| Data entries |

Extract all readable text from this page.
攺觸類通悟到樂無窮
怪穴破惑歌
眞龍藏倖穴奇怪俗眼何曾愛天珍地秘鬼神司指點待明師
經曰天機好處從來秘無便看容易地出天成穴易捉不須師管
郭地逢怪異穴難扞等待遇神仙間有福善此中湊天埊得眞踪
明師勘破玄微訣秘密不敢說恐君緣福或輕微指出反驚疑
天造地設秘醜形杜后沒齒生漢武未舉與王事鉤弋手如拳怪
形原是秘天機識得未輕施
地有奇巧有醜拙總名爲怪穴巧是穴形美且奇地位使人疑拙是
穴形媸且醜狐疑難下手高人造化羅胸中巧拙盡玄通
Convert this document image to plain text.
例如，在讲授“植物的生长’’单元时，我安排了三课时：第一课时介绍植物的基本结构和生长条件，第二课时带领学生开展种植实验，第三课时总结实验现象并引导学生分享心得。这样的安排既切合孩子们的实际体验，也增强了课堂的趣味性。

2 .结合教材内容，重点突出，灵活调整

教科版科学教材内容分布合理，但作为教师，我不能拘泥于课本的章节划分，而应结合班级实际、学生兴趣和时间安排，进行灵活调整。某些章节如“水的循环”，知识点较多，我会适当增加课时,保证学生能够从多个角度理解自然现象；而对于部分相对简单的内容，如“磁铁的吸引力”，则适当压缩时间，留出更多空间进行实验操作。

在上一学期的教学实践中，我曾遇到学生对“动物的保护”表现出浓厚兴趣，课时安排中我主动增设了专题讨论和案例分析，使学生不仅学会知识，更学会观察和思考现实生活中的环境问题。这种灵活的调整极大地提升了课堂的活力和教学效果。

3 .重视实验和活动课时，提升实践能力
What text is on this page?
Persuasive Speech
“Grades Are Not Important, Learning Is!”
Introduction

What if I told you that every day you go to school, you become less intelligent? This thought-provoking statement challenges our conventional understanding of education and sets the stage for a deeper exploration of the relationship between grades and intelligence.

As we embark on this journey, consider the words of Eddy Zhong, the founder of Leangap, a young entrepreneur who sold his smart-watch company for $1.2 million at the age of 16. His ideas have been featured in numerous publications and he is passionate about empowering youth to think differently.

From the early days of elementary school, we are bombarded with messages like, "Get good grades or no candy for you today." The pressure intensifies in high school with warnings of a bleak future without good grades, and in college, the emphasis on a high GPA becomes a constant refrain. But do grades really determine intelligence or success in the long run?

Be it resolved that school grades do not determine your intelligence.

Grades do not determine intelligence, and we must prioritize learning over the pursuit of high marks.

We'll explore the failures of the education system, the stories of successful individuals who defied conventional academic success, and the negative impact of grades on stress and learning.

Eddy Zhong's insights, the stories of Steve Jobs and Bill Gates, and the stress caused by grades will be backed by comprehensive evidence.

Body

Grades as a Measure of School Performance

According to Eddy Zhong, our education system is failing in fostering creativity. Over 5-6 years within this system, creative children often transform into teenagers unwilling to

| The task |
From the data above, copy each line where the string "What" appears.

| Full output |
What text is on this page?
What if I told you that every day you go to school, you become less intelligent? This thought-provoking statement challenges our conventional understanding of education and sets the stage for a deeper exploration of the relationship between grades and intelligence.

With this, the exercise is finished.